-- DATA FOR PROCESSING --
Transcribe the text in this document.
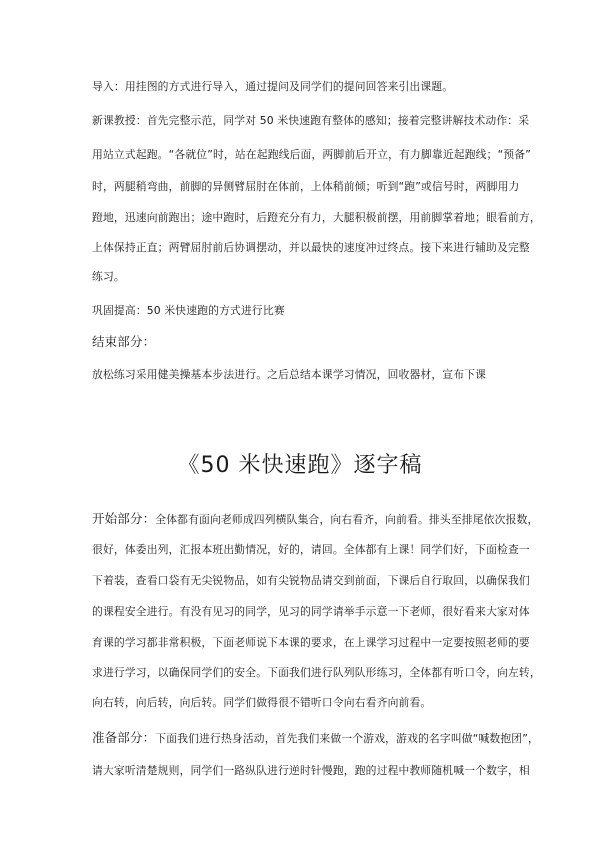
导入：用挂图的方式进行导入，通过提问及同学们的提问回答来引出课题。
新课教授：首先完整示范，同学对 50 米快速跑有整体的感知；接着完整讲解技术动作：采
用站立式起跑。“各就位”时，站在起跑线后面，两脚前后开立，有力脚靠近起跑线；“预备”
时，两腿稍弯曲，前脚的异侧臂屈肘在体前，上体稍前倾；听到“跑”或信号时，两脚用力
蹬地，迅速向前跑出；途中跑时，后蹬充分有力，大腿积极前摆，用前脚掌着地；眼看前方，
上体保持正直；两臂屈肘前后协调摆动，并以最快的速度冲过终点。接下来进行辅助及完整
练习。
巩固提高：50 米快速跑的方式进行比赛
结束部分：
放松练习采用健美操基本步法进行。之后总结本课学习情况，回收器材，宣布下课
《50 米快速跑》逐字稿
开始部分：全体都有面向老师成四列横队集合，向右看齐，向前看。排头至排尾依次报数，
很好，体委出列，汇报本班出勤情况，好的，请回。全体都有上课！同学们好，下面检查一
下着装，查看口袋有无尖锐物品，如有尖锐物品请交到前面，下课后自行取回，以确保我们
的课程安全进行。有没有见习的同学，见习的同学请举手示意一下老师，很好看来大家对体
育课的学习都非常积极，下面老师说下本课的要求，在上课学习过程中一定要按照老师的要
求进行学习，以确保同学们的安全。下面我们进行队列队形练习，全体都有听口令，向左转，
向右转，向后转，向后转。同学们做得很不错听口令向右看齐向前看。
准备部分：下面我们进行热身活动，首先我们来做一个游戏，游戏的名字叫做“喊数抱团”，
请大家听清楚规则，同学们一路纵队进行逆时针慢跑，跑的过程中教师随机喊一个数字，相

-- TO BE DONE --
Copy the records above exactly, leaving out every picture.

-- ANSWER BELOW --
Transcribe the text in this document.
导入：用挂图的方式进行导入，通过提问及同学们的提问回答来引出课题。
新课教授：首先完整示范，同学对 50 米快速跑有整体的感知；接着完整讲解技术动作：采
用站立式起跑。“各就位”时，站在起跑线后面，两脚前后开立，有力脚靠近起跑线；“预备”
时，两腿稍弯曲，前脚的异侧臂屈肘在体前，上体稍前倾；听到“跑”或信号时，两脚用力
蹬地，迅速向前跑出；途中跑时，后蹬充分有力，大腿积极前摆，用前脚掌着地；眼看前方，
上体保持正直；两臂屈肘前后协调摆动，并以最快的速度冲过终点。接下来进行辅助及完整
练习。
巩固提高：50 米快速跑的方式进行比赛
结束部分：
放松练习采用健美操基本步法进行。之后总结本课学习情况，回收器材，宣布下课
《50 米快速跑》逐字稿
开始部分：全体都有面向老师成四列横队集合，向右看齐，向前看。排头至排尾依次报数，
很好，体委出列，汇报本班出勤情况，好的，请回。全体都有上课！同学们好，下面检查一
下着装，查看口袋有无尖锐物品，如有尖锐物品请交到前面，下课后自行取回，以确保我们
的课程安全进行。有没有见习的同学，见习的同学请举手示意一下老师，很好看来大家对体
育课的学习都非常积极，下面老师说下本课的要求，在上课学习过程中一定要按照老师的要
求进行学习，以确保同学们的安全。下面我们进行队列队形练习，全体都有听口令，向左转，
向右转，向后转，向后转。同学们做得很不错听口令向右看齐向前看。
准备部分：下面我们进行热身活动，首先我们来做一个游戏，游戏的名字叫做“喊数抱团”，
请大家听清楚规则，同学们一路纵队进行逆时针慢跑，跑的过程中教师随机喊一个数字，相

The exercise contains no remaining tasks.